What the exercise asks -
Which lines hold the string "mean"? Copy every one of them.

Data entries -
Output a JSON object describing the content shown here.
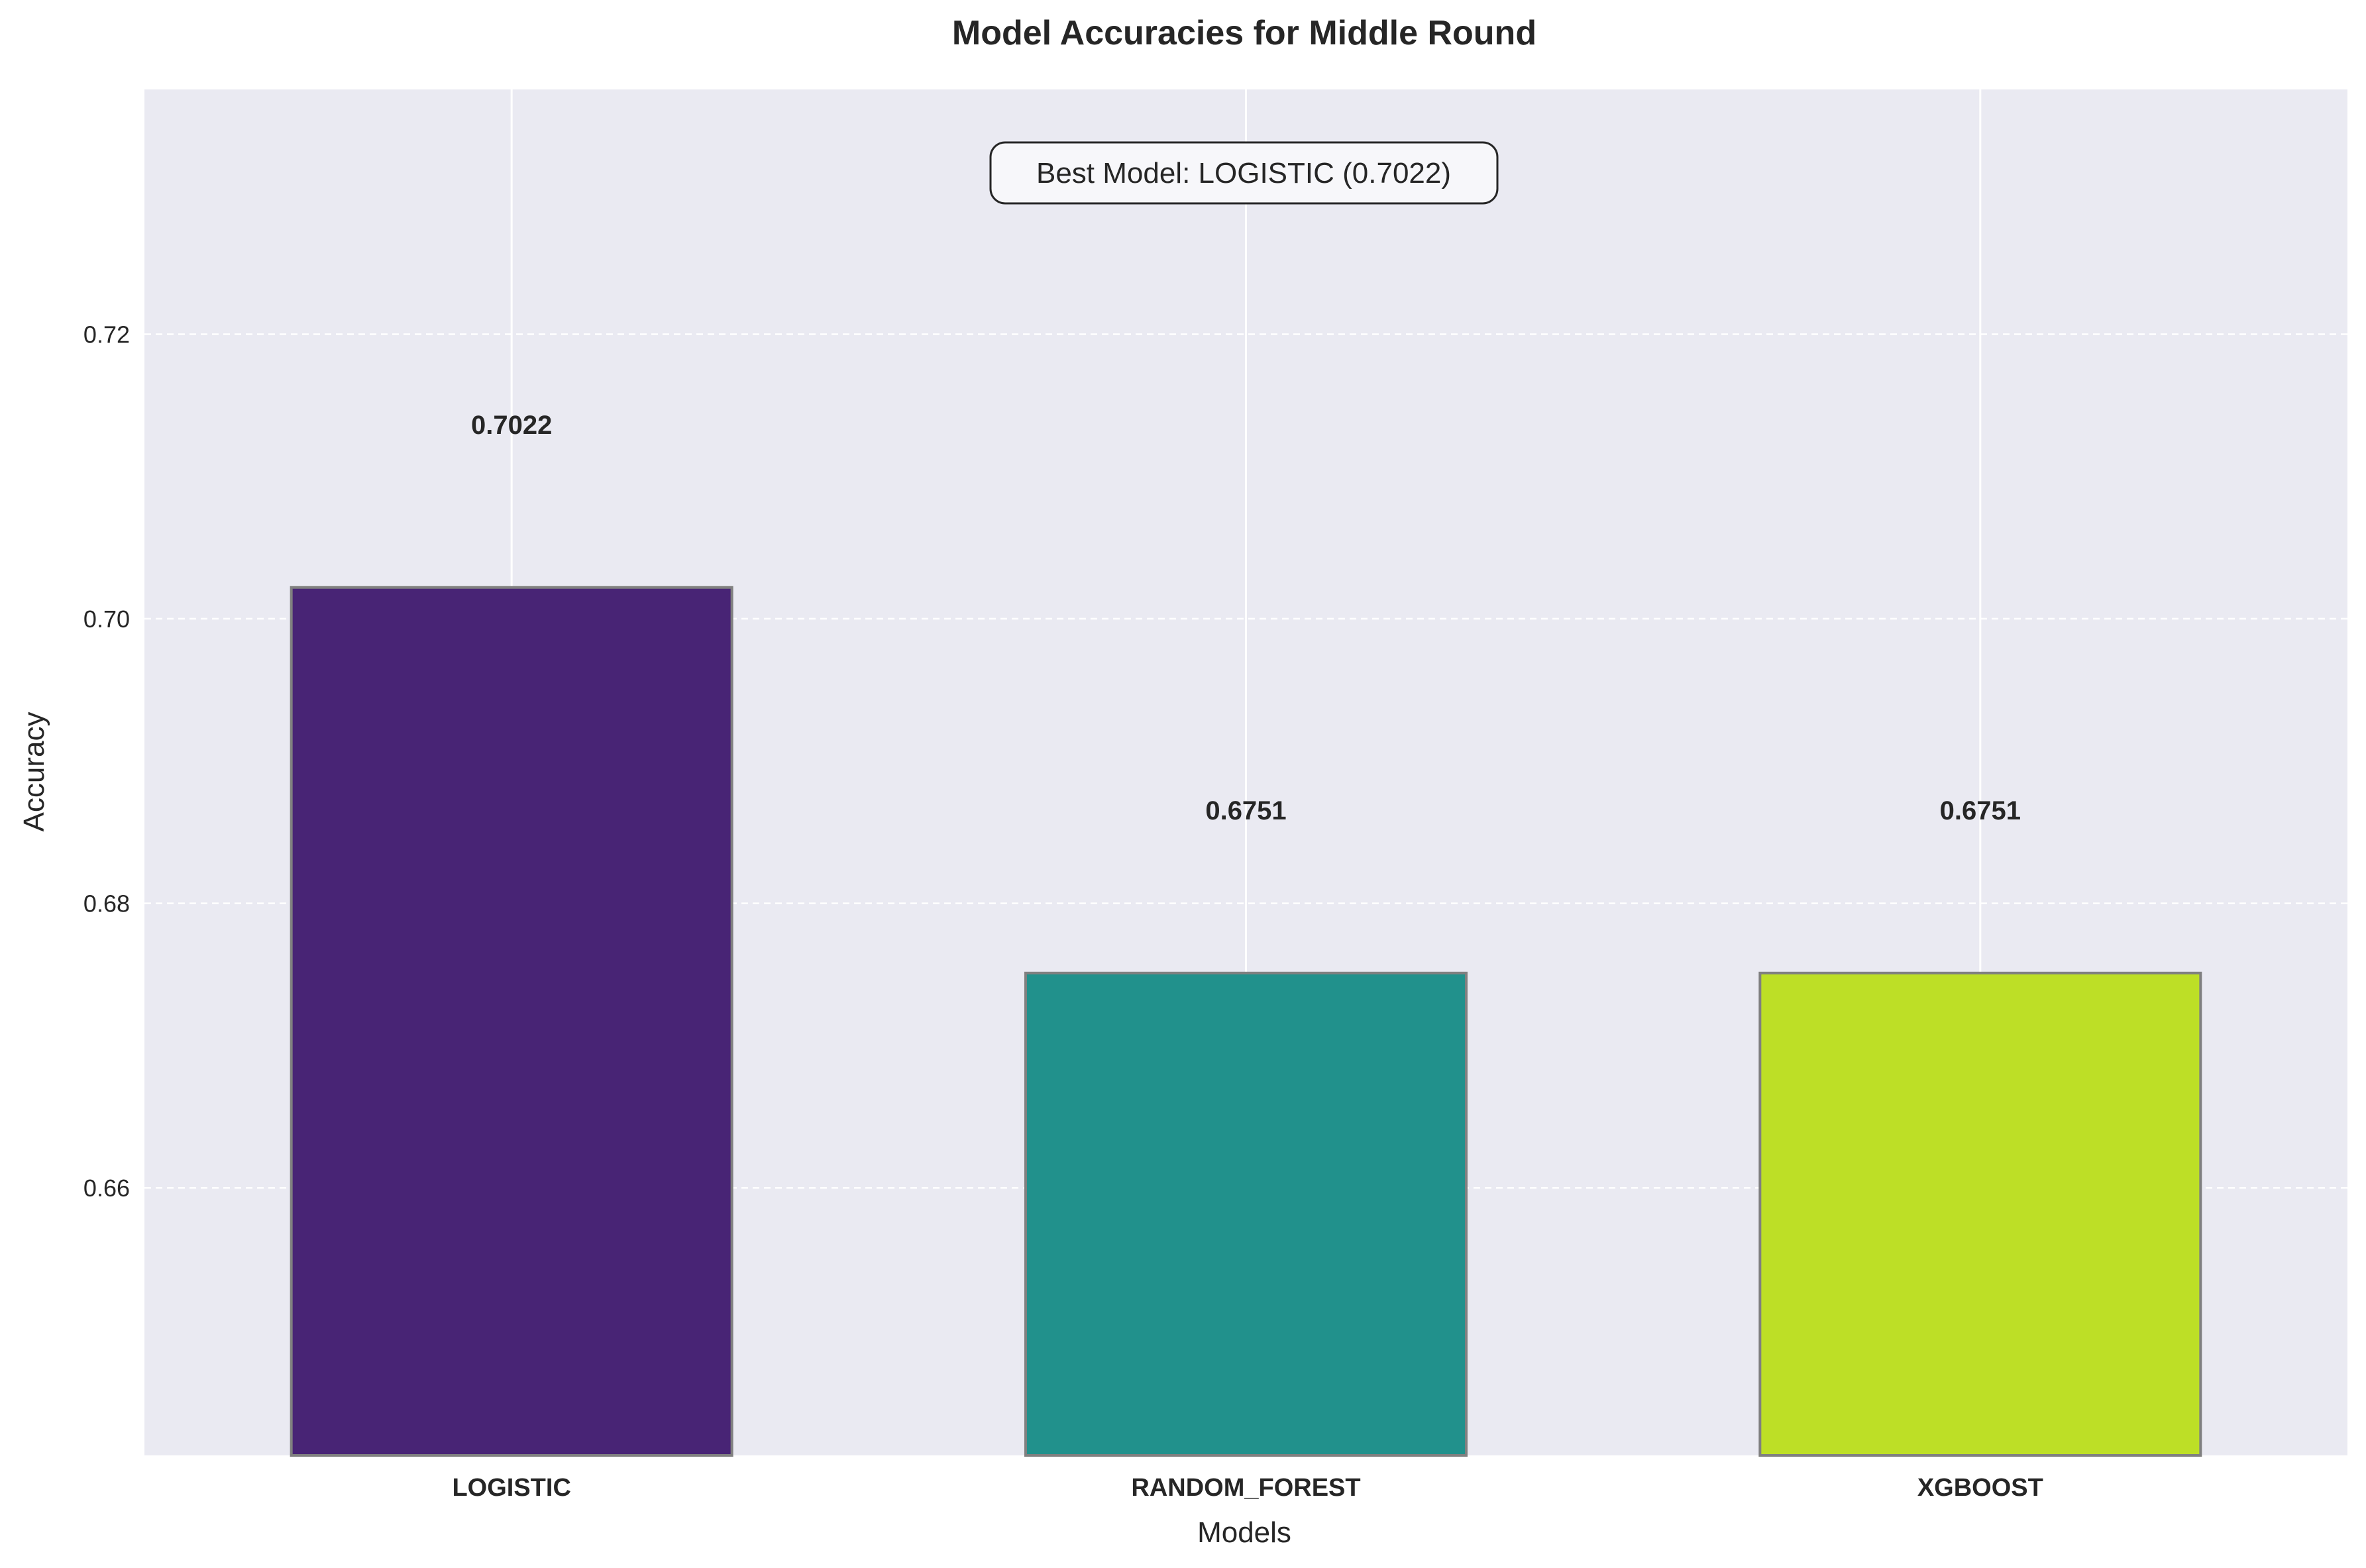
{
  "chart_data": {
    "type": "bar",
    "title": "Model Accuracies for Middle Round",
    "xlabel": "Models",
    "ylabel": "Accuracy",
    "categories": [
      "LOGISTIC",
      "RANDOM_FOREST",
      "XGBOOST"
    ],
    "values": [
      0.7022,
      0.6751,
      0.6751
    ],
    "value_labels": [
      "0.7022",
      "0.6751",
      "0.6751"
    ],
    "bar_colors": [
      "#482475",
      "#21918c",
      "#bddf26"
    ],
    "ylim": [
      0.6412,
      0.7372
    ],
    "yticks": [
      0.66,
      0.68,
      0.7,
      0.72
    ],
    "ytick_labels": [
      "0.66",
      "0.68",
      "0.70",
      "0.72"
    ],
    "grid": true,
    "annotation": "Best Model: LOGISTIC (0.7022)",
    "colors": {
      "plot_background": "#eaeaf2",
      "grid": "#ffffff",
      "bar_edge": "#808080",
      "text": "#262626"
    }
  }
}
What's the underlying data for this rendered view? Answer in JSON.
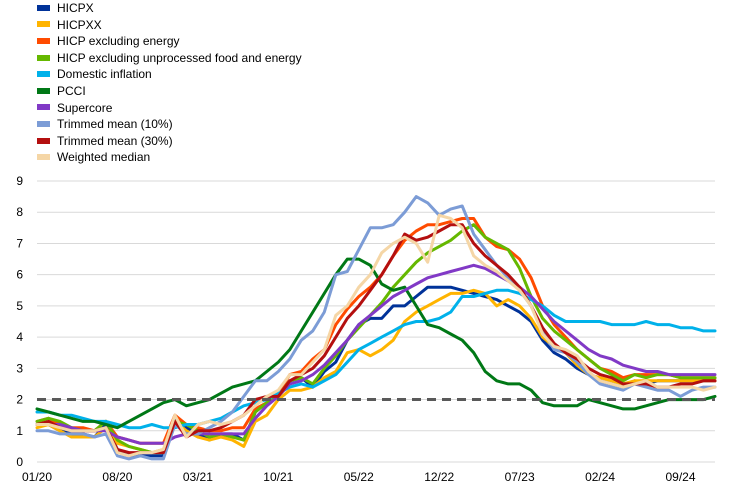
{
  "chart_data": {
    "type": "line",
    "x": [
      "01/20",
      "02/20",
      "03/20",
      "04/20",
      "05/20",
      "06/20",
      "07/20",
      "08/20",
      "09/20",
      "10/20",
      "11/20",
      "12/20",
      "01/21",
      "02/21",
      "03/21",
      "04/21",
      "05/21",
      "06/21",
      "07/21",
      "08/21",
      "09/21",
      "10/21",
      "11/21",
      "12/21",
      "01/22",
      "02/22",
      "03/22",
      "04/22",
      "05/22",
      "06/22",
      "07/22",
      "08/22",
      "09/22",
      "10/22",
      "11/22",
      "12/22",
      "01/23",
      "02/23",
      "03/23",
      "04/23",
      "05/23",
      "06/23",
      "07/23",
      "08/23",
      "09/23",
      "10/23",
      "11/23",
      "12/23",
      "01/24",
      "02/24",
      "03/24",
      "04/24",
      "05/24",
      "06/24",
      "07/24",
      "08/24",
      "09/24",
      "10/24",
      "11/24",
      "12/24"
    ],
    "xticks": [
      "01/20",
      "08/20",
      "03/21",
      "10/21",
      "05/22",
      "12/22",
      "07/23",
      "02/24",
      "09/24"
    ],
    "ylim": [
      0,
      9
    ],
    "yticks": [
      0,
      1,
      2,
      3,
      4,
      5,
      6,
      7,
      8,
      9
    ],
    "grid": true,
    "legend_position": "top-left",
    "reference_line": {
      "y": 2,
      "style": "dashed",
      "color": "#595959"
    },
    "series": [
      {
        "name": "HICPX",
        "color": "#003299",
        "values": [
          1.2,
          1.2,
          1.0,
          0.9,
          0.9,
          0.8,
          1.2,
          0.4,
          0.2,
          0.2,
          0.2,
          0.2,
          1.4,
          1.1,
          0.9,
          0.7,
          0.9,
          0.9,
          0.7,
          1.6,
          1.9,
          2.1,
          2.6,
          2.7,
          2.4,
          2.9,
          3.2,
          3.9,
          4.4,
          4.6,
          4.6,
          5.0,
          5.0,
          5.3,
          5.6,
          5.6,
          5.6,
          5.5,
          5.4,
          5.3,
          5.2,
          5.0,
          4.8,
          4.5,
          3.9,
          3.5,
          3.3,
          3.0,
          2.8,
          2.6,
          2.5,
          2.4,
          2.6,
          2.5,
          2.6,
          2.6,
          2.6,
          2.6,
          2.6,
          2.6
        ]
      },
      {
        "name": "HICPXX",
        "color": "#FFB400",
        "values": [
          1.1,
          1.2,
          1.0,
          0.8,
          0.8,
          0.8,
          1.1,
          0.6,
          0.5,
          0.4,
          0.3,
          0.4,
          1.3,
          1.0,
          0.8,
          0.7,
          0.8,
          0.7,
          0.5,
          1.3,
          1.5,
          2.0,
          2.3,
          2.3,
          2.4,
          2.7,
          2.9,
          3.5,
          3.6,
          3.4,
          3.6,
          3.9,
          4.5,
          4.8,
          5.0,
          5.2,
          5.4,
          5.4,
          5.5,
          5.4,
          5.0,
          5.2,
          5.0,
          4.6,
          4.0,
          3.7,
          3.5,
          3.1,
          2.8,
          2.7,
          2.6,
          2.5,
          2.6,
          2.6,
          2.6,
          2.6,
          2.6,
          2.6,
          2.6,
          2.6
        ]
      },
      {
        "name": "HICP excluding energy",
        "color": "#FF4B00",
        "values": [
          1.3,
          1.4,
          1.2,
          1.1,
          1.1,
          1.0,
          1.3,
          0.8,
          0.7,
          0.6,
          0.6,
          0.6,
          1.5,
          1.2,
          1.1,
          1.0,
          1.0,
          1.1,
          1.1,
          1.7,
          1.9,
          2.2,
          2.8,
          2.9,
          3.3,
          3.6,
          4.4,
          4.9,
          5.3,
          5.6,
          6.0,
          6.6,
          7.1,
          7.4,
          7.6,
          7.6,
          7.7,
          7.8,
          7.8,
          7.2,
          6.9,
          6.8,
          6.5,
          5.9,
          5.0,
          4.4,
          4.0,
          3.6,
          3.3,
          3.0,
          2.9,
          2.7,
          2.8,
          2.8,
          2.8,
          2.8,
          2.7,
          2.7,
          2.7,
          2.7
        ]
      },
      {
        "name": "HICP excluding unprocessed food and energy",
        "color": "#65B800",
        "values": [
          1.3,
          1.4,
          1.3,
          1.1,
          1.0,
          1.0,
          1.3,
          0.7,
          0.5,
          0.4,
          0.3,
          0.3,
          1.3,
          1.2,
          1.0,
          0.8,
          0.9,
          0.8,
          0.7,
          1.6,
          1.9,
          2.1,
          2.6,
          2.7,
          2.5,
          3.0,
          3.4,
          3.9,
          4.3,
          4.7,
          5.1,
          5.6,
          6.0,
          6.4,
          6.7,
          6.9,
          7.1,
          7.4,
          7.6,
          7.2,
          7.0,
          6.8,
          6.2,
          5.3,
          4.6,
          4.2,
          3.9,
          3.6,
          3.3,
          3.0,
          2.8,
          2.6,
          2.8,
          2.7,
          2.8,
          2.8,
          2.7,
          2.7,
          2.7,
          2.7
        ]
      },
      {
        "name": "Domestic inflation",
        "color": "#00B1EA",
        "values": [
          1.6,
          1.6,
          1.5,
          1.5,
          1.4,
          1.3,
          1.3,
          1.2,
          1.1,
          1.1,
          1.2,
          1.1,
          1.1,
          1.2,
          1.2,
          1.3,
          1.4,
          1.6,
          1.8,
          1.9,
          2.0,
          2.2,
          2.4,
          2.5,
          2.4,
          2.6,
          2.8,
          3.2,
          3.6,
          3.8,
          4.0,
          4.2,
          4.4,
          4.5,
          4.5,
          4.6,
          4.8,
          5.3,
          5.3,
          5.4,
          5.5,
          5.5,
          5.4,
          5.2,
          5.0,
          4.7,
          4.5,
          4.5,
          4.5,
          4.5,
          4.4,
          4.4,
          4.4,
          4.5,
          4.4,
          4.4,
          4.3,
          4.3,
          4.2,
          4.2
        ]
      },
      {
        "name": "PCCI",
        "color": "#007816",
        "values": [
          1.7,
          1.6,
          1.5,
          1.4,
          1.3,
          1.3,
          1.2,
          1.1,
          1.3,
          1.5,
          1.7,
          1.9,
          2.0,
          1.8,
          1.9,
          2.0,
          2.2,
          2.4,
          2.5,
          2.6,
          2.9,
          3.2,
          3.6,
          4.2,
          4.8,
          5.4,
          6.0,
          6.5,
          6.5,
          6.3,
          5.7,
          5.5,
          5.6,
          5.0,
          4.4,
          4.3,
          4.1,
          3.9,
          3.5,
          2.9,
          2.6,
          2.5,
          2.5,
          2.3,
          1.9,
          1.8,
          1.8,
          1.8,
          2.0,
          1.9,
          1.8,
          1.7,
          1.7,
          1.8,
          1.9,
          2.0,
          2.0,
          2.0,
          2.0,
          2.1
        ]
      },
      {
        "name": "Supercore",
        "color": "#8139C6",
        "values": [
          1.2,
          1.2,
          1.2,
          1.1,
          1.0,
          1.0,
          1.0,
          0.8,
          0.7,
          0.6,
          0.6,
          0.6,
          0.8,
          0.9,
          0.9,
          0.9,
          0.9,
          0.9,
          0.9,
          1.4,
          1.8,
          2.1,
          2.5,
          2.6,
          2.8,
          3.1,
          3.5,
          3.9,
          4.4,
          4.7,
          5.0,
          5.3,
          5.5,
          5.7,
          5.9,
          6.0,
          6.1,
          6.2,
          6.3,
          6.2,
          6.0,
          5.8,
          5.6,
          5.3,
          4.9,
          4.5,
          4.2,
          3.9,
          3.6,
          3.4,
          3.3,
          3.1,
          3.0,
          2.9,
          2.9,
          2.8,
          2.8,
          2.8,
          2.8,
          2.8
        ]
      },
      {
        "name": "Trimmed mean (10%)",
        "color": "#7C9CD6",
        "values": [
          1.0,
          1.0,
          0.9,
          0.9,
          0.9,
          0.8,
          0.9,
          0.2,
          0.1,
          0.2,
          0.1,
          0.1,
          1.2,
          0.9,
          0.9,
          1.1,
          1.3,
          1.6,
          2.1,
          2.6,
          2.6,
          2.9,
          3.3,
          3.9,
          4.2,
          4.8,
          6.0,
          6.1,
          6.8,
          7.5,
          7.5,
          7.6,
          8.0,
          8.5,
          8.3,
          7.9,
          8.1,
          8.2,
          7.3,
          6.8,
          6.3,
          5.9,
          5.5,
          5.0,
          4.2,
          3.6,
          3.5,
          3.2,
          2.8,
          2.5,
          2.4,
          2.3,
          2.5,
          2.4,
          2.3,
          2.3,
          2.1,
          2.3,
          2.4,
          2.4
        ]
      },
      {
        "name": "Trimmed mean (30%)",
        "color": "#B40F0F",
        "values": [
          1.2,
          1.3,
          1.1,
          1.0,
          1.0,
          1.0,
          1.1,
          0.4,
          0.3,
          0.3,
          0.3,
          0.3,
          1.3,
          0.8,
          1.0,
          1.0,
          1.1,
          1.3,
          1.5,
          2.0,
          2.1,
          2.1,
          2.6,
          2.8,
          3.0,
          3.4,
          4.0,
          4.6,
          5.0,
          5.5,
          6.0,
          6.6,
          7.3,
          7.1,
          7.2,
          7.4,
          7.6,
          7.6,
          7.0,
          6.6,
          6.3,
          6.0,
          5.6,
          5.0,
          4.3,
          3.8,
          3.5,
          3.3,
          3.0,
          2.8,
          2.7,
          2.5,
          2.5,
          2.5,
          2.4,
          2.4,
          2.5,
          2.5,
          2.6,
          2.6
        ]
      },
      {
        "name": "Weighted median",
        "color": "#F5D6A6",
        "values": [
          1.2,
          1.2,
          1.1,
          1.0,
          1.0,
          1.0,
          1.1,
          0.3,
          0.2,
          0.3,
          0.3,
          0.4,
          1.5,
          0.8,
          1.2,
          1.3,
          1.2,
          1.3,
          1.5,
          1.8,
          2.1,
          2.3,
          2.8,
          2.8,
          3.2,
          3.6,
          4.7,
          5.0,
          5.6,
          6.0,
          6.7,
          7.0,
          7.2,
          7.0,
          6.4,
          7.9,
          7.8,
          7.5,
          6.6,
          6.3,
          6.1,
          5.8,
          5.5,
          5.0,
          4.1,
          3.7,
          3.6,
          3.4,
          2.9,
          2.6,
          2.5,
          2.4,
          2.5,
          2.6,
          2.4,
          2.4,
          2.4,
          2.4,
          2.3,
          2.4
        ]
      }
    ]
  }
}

Full solution -
        "name": "Trimmed mean (10%)",
        "name": "Trimmed mean (30%)",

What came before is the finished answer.